Stored data entries:
----------

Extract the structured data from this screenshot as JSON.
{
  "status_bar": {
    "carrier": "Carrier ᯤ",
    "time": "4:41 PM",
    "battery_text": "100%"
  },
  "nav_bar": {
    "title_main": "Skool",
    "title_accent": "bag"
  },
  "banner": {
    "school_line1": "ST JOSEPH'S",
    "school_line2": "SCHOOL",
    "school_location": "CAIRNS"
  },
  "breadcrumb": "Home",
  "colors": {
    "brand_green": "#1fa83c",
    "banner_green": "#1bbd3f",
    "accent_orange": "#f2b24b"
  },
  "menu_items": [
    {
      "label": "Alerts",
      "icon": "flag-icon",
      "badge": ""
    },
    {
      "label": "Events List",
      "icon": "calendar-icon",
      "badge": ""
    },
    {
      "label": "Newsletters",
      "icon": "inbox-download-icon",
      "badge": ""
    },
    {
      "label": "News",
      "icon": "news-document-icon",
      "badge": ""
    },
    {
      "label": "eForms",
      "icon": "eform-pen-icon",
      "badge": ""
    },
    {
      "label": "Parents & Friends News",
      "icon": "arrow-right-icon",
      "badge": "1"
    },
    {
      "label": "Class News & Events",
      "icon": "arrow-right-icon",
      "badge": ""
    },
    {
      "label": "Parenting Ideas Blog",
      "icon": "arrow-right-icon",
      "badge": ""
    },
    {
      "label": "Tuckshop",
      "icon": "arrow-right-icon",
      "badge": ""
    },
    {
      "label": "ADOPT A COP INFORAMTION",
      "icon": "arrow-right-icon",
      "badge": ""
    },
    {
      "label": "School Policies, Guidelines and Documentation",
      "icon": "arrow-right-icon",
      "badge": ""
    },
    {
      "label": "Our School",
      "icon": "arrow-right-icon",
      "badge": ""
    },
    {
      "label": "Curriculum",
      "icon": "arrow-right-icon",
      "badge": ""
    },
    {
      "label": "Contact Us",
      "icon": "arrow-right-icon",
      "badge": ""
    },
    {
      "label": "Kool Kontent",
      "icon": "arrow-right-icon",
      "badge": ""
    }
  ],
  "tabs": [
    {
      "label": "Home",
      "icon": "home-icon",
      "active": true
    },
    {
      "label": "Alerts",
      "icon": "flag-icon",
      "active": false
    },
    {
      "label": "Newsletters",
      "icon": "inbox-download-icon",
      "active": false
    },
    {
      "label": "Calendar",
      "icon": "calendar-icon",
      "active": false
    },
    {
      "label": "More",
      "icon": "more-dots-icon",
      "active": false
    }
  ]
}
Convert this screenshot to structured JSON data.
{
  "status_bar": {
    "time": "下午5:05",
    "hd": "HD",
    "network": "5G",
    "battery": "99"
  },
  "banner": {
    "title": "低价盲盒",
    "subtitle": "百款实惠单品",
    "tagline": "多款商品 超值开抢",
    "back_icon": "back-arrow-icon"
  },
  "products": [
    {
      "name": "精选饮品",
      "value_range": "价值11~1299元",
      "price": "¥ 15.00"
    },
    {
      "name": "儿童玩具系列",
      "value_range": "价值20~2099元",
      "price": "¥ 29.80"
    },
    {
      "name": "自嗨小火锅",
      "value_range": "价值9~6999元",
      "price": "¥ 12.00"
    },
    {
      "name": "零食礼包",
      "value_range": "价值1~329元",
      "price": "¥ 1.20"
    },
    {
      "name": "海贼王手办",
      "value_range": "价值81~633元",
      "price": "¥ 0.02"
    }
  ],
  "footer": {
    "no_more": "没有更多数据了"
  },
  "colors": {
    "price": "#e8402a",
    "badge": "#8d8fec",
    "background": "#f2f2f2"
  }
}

----------

Every line above needs to be retyped exactly.

WRITTEN RESPONSE:
Extract the structured data from this screenshot as JSON.
{
  "status_bar": {
    "carrier": "Carrier ᯤ",
    "time": "4:41 PM",
    "battery_text": "100%"
  },
  "nav_bar": {
    "title_main": "Skool",
    "title_accent": "bag"
  },
  "banner": {
    "school_line1": "ST JOSEPH'S",
    "school_line2": "SCHOOL",
    "school_location": "CAIRNS"
  },
  "breadcrumb": "Home",
  "colors": {
    "brand_green": "#1fa83c",
    "banner_green": "#1bbd3f",
    "accent_orange": "#f2b24b"
  },
  "menu_items": [
    {
      "label": "Alerts",
      "icon": "flag-icon",
      "badge": ""
    },
    {
      "label": "Events List",
      "icon": "calendar-icon",
      "badge": ""
    },
    {
      "label": "Newsletters",
      "icon": "inbox-download-icon",
      "badge": ""
    },
    {
      "label": "News",
      "icon": "news-document-icon",
      "badge": ""
    },
    {
      "label": "eForms",
      "icon": "eform-pen-icon",
      "badge": ""
    },
    {
      "label": "Parents & Friends News",
      "icon": "arrow-right-icon",
      "badge": "1"
    },
    {
      "label": "Class News & Events",
      "icon": "arrow-right-icon",
      "badge": ""
    },
    {
      "label": "Parenting Ideas Blog",
      "icon": "arrow-right-icon",
      "badge": ""
    },
    {
      "label": "Tuckshop",
      "icon": "arrow-right-icon",
      "badge": ""
    },
    {
      "label": "ADOPT A COP INFORAMTION",
      "icon": "arrow-right-icon",
      "badge": ""
    },
    {
      "label": "School Policies, Guidelines and Documentation",
      "icon": "arrow-right-icon",
      "badge": ""
    },
    {
      "label": "Our School",
      "icon": "arrow-right-icon",
      "badge": ""
    },
    {
      "label": "Curriculum",
      "icon": "arrow-right-icon",
      "badge": ""
    },
    {
      "label": "Contact Us",
      "icon": "arrow-right-icon",
      "badge": ""
    },
    {
      "label": "Kool Kontent",
      "icon": "arrow-right-icon",
      "badge": ""
    }
  ],
  "tabs": [
    {
      "label": "Home",
      "icon": "home-icon",
      "active": true
    },
    {
      "label": "Alerts",
      "icon": "flag-icon",
      "active": false
    },
    {
      "label": "Newsletters",
      "icon": "inbox-download-icon",
      "active": false
    },
    {
      "label": "Calendar",
      "icon": "calendar-icon",
      "active": false
    },
    {
      "label": "More",
      "icon": "more-dots-icon",
      "active": false
    }
  ]
}
Convert this screenshot to structured JSON data.
{
  "status_bar": {
    "time": "下午5:05",
    "hd": "HD",
    "network": "5G",
    "battery": "99"
  },
  "banner": {
    "title": "低价盲盒",
    "subtitle": "百款实惠单品",
    "tagline": "多款商品 超值开抢",
    "back_icon": "back-arrow-icon"
  },
  "products": [
    {
      "name": "精选饮品",
      "value_range": "价值11~1299元",
      "price": "¥ 15.00"
    },
    {
      "name": "儿童玩具系列",
      "value_range": "价值20~2099元",
      "price": "¥ 29.80"
    },
    {
      "name": "自嗨小火锅",
      "value_range": "价值9~6999元",
      "price": "¥ 12.00"
    },
    {
      "name": "零食礼包",
      "value_range": "价值1~329元",
      "price": "¥ 1.20"
    },
    {
      "name": "海贼王手办",
      "value_range": "价值81~633元",
      "price": "¥ 0.02"
    }
  ],
  "footer": {
    "no_more": "没有更多数据了"
  },
  "colors": {
    "price": "#e8402a",
    "badge": "#8d8fec",
    "background": "#f2f2f2"
  }
}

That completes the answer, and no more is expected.